Task details: Do not include the pictures; repeat the rest of the data exactly.

Supplied data:

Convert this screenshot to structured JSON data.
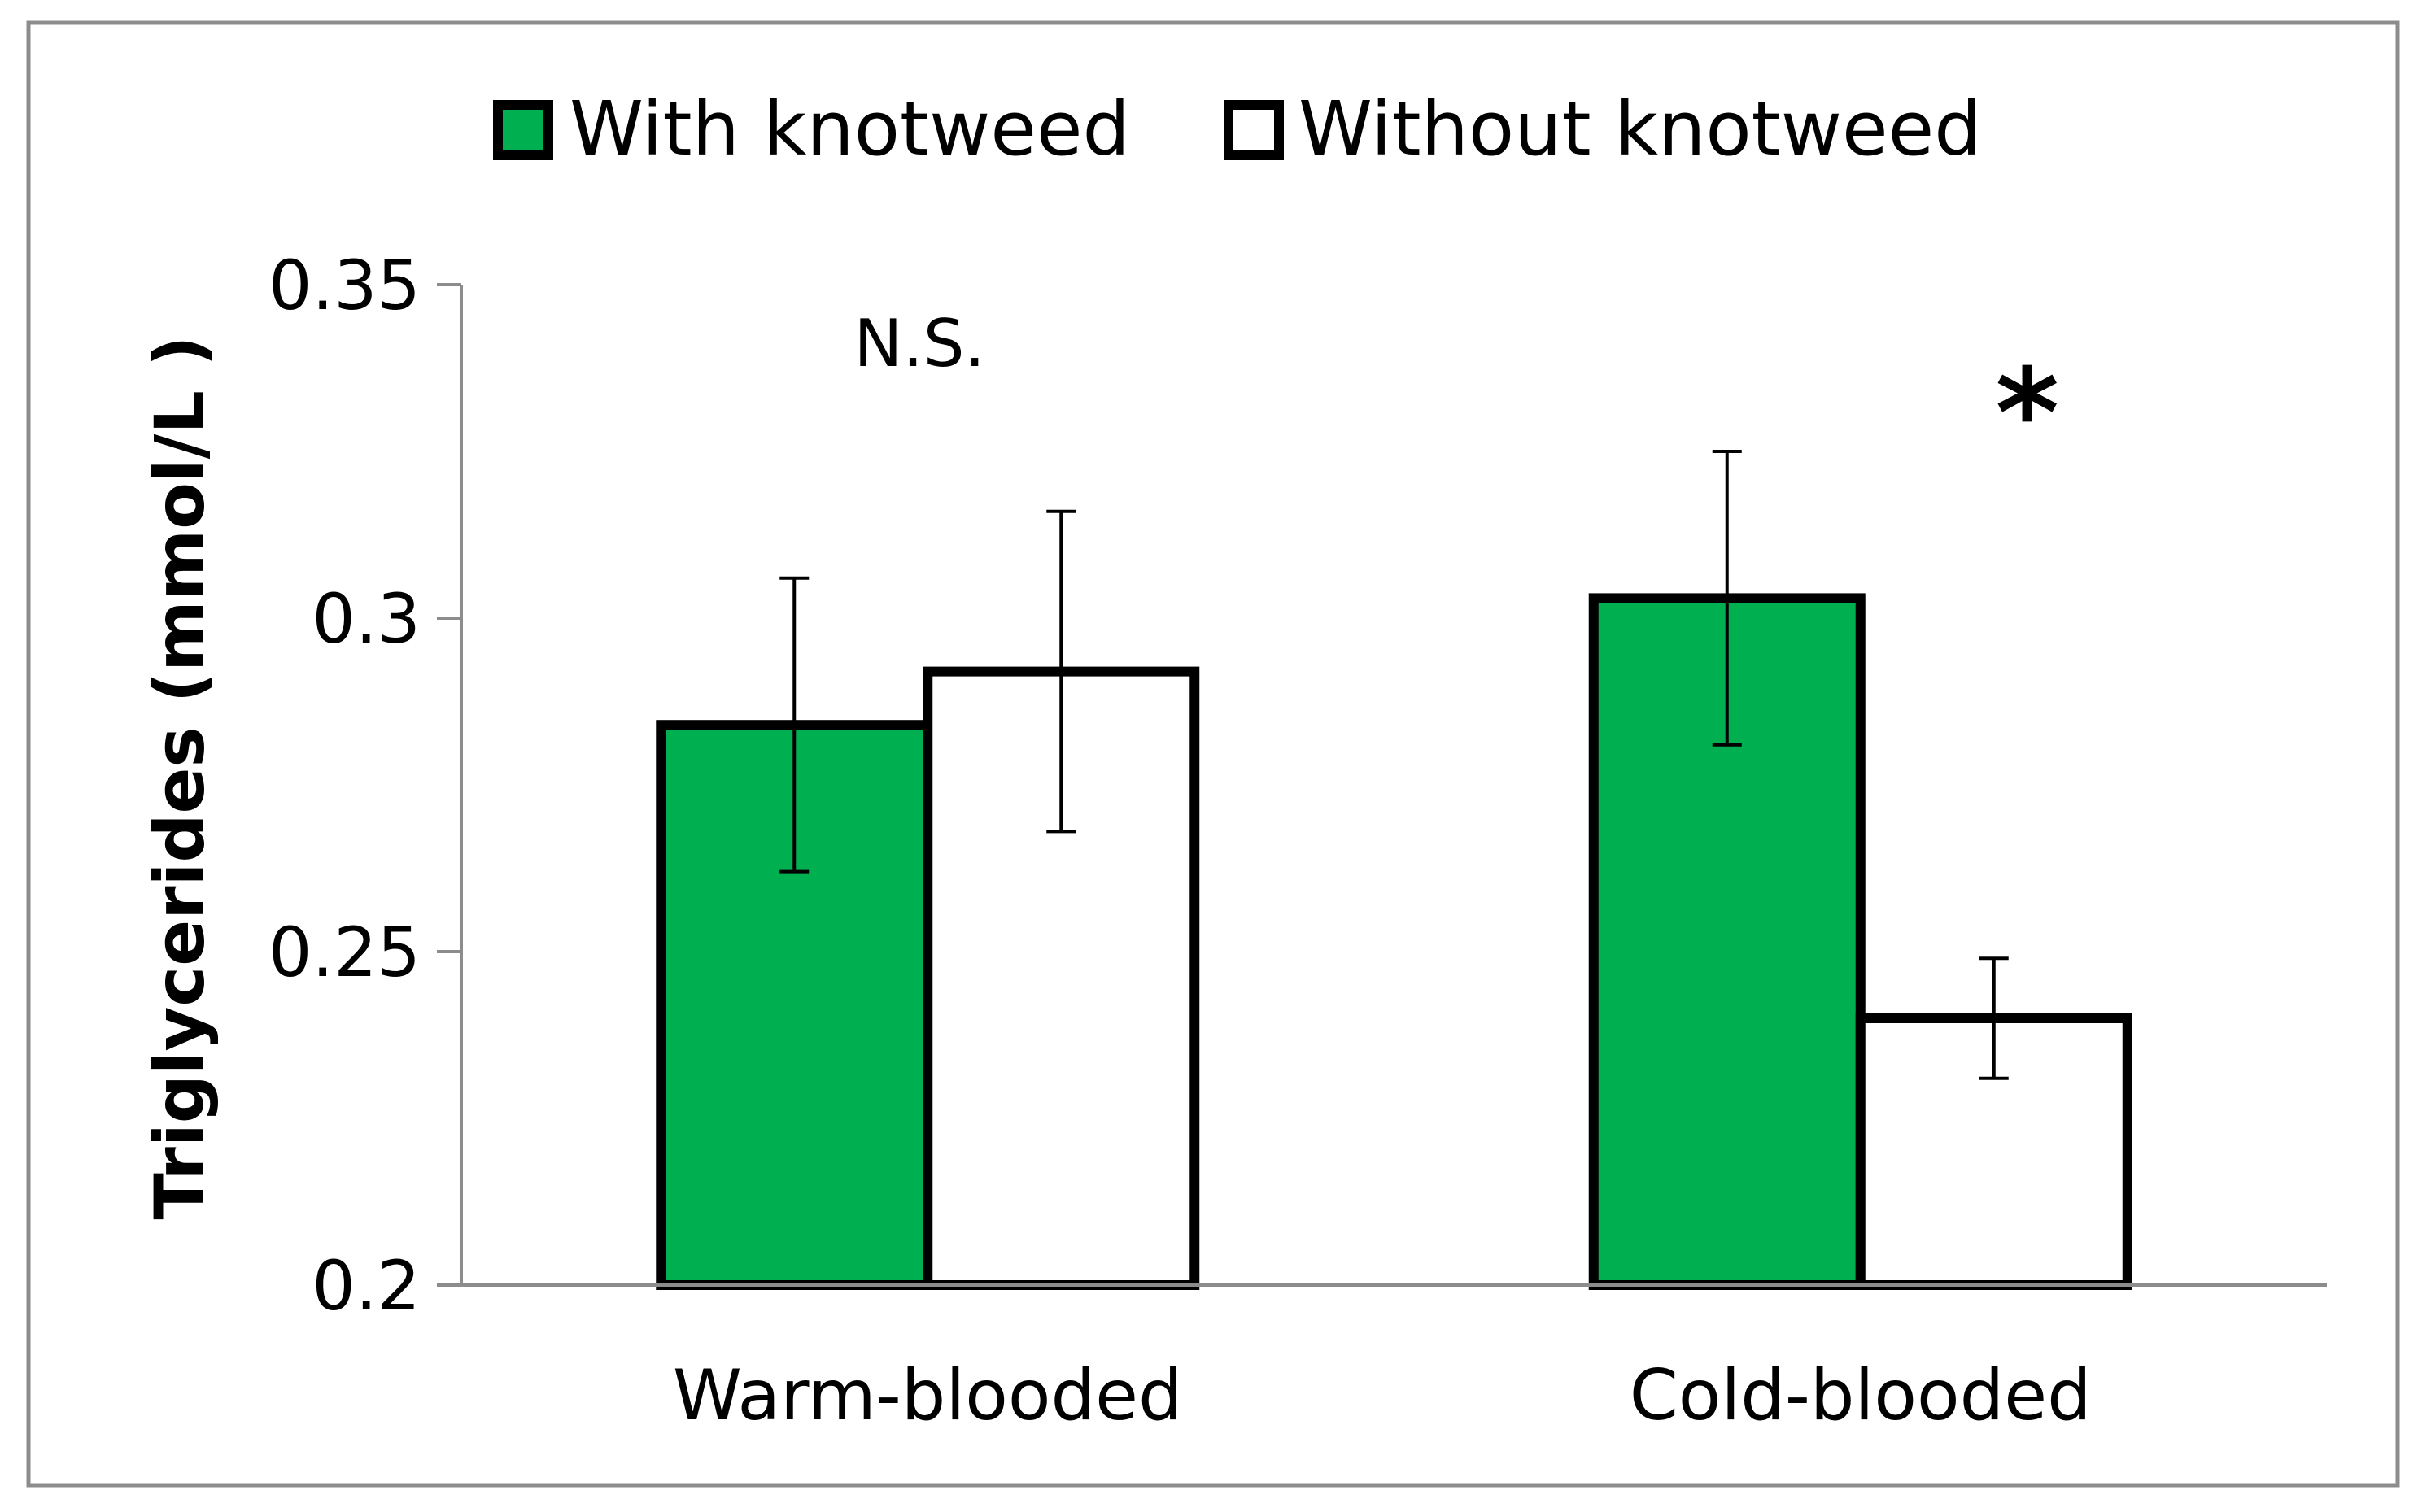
{
  "chart_data": {
    "type": "bar",
    "title": "",
    "xlabel": "",
    "ylabel": "Triglycerides (mmol/L )",
    "ylim": [
      0.2,
      0.35
    ],
    "yticks": [
      0.2,
      0.25,
      0.3,
      0.35
    ],
    "ytick_labels": [
      "0.2",
      "0.25",
      "0.3",
      "0.35"
    ],
    "grid": false,
    "legend_position": "top",
    "categories": [
      "Warm-blooded",
      "Cold-blooded"
    ],
    "series": [
      {
        "name": "With knotweed",
        "color": "#00b050",
        "values": [
          0.284,
          0.303
        ],
        "errors": [
          0.022,
          0.022
        ]
      },
      {
        "name": "Without knotweed",
        "color": "#ffffff",
        "values": [
          0.292,
          0.24
        ],
        "errors": [
          0.024,
          0.009
        ]
      }
    ],
    "annotations": [
      {
        "category_index": 0,
        "text": "N.S."
      },
      {
        "category_index": 1,
        "text": "*"
      }
    ]
  }
}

The result:
Convert this screenshot to structured JSON data.
{
  "chart_data": {
    "type": "bar",
    "title": "",
    "xlabel": "",
    "ylabel": "Triglycerides (mmol/L )",
    "ylim": [
      0.2,
      0.35
    ],
    "yticks": [
      0.2,
      0.25,
      0.3,
      0.35
    ],
    "ytick_labels": [
      "0.2",
      "0.25",
      "0.3",
      "0.35"
    ],
    "grid": false,
    "legend_position": "top",
    "categories": [
      "Warm-blooded",
      "Cold-blooded"
    ],
    "series": [
      {
        "name": "With knotweed",
        "color": "#00b050",
        "values": [
          0.284,
          0.303
        ],
        "errors": [
          0.022,
          0.022
        ]
      },
      {
        "name": "Without knotweed",
        "color": "#ffffff",
        "values": [
          0.292,
          0.24
        ],
        "errors": [
          0.024,
          0.009
        ]
      }
    ],
    "annotations": [
      {
        "category_index": 0,
        "text": "N.S."
      },
      {
        "category_index": 1,
        "text": "*"
      }
    ]
  }
}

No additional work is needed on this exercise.